What the task asks:
Report all lines holding "Days".

Data listing:
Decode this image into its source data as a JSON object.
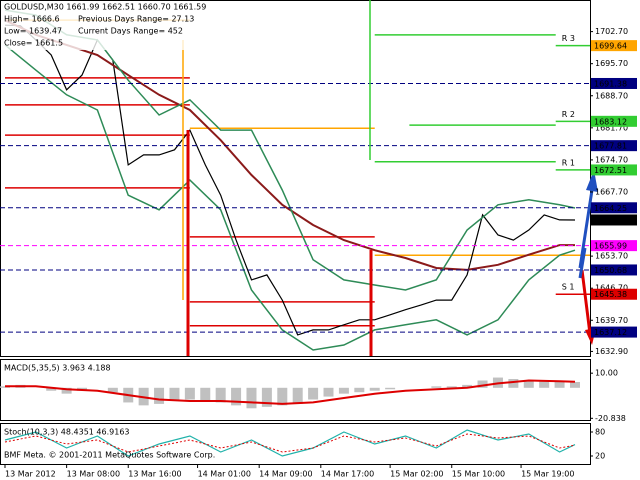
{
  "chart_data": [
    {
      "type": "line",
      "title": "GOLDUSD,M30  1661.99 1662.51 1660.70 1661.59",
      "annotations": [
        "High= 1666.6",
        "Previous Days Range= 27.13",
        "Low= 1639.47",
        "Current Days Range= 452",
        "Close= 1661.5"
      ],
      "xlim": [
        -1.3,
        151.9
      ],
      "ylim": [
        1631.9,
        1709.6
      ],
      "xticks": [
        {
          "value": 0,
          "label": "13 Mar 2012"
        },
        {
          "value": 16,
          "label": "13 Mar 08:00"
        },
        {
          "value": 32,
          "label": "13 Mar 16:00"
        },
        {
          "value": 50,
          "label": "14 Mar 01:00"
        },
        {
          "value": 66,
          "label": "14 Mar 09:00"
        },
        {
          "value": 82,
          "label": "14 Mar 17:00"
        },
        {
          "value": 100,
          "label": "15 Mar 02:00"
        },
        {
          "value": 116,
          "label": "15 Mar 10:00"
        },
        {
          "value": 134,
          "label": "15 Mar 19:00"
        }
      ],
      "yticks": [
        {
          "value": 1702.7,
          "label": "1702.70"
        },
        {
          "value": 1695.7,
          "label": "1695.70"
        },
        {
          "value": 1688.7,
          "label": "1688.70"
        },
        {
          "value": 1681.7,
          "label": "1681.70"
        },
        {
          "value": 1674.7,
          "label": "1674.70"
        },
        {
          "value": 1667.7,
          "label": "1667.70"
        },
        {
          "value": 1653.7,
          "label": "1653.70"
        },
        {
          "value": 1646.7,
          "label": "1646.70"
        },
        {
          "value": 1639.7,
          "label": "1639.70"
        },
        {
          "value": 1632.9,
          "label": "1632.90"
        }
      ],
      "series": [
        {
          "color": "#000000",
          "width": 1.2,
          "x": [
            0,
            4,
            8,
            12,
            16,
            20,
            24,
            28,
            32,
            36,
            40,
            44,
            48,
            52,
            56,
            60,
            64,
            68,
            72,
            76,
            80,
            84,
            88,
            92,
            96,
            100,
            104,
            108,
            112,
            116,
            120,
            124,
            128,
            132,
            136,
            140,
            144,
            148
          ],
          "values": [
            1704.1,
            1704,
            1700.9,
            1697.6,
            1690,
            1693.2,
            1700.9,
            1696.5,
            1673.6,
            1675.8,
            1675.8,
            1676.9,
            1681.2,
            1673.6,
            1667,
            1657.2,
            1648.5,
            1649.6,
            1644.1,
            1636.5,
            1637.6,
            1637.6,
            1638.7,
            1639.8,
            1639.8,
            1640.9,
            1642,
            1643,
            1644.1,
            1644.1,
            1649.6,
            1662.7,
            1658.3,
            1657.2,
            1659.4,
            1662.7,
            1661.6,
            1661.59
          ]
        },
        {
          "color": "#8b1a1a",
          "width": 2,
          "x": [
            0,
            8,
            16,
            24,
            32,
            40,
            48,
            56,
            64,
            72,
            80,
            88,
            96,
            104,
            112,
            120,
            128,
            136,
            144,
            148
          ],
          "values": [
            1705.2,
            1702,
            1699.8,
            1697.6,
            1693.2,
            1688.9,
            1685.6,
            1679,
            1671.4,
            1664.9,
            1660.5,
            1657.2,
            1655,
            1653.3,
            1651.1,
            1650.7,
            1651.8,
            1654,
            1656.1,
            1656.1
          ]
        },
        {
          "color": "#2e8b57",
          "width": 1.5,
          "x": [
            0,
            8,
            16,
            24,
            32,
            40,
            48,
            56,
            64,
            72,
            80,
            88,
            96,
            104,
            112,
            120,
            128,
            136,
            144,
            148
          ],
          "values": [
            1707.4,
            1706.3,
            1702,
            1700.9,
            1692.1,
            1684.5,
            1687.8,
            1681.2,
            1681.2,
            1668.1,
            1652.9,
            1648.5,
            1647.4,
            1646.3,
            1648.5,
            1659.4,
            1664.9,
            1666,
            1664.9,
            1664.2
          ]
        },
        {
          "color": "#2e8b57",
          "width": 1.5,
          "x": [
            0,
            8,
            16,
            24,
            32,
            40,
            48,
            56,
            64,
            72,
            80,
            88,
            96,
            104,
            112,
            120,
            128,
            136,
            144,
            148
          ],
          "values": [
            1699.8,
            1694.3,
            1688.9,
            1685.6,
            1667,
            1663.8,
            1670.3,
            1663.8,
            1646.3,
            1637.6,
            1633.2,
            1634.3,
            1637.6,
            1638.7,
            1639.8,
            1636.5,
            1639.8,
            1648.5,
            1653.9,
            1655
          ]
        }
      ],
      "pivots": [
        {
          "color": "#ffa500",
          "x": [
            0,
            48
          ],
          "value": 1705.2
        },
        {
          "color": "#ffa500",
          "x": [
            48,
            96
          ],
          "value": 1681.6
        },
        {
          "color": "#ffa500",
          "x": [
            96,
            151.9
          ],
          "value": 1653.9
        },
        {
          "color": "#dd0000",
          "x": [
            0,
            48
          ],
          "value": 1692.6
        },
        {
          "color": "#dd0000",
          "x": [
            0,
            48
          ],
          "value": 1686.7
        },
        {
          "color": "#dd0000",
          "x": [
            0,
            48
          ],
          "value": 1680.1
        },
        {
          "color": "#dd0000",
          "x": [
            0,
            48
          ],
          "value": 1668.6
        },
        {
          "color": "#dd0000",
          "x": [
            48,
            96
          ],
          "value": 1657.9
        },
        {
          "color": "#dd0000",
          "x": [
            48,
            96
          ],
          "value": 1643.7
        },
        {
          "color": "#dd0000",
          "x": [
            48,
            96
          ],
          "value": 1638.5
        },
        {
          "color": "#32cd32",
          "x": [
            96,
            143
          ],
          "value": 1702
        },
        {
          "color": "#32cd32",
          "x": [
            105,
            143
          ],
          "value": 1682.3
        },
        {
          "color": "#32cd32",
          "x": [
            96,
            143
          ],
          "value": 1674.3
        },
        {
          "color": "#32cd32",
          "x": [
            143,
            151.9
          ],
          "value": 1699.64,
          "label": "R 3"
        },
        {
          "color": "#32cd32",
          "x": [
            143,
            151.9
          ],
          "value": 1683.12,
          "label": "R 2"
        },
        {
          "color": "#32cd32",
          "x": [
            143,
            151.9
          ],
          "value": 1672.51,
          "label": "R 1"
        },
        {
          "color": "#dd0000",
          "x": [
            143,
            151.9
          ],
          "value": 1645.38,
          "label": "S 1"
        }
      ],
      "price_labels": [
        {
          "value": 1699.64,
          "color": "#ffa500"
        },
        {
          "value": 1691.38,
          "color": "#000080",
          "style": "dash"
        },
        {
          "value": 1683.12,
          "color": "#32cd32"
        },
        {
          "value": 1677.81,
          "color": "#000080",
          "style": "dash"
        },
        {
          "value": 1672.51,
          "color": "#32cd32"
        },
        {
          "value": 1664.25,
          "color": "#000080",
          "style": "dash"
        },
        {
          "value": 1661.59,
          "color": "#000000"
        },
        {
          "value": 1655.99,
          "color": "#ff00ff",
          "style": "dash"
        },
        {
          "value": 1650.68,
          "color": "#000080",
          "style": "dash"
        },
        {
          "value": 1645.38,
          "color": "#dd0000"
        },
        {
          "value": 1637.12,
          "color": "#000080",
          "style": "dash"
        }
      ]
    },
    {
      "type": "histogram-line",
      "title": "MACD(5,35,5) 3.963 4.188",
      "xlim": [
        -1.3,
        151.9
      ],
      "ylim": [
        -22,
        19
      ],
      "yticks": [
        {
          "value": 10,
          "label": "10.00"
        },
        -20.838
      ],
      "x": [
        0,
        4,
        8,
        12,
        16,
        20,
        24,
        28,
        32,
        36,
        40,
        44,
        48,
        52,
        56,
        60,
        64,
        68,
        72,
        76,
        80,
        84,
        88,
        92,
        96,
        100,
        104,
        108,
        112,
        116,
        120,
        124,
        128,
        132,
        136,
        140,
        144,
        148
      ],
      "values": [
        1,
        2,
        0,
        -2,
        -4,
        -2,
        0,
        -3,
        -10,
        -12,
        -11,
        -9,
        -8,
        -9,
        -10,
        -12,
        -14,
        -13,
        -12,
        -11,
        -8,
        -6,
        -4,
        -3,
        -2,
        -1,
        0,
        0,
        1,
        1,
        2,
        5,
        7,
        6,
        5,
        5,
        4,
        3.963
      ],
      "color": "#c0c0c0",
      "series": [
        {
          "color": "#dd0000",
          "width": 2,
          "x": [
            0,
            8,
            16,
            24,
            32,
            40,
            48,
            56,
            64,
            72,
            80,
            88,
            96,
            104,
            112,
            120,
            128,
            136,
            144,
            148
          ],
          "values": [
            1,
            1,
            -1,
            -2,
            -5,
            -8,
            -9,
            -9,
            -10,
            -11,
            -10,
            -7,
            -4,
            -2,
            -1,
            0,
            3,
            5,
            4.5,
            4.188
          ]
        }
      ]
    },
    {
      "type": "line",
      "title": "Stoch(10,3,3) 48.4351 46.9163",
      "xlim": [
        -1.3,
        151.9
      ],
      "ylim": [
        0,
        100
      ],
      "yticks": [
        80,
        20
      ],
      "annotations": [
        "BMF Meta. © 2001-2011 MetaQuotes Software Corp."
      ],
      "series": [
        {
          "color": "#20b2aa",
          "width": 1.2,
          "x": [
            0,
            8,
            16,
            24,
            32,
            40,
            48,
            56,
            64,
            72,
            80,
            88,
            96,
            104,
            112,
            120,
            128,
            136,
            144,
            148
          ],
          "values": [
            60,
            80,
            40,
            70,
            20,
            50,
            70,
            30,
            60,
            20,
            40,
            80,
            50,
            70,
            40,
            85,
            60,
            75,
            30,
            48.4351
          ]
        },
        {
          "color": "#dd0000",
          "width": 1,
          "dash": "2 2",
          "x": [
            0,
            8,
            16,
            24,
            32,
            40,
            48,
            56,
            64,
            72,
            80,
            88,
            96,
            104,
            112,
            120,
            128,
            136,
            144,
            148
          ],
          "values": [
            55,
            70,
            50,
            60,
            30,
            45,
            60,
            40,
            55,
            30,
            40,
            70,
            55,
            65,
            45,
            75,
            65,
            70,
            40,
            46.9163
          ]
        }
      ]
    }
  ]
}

Worked solution:
        "Previous Days Range= 27.13",
        "Current Days Range= 452",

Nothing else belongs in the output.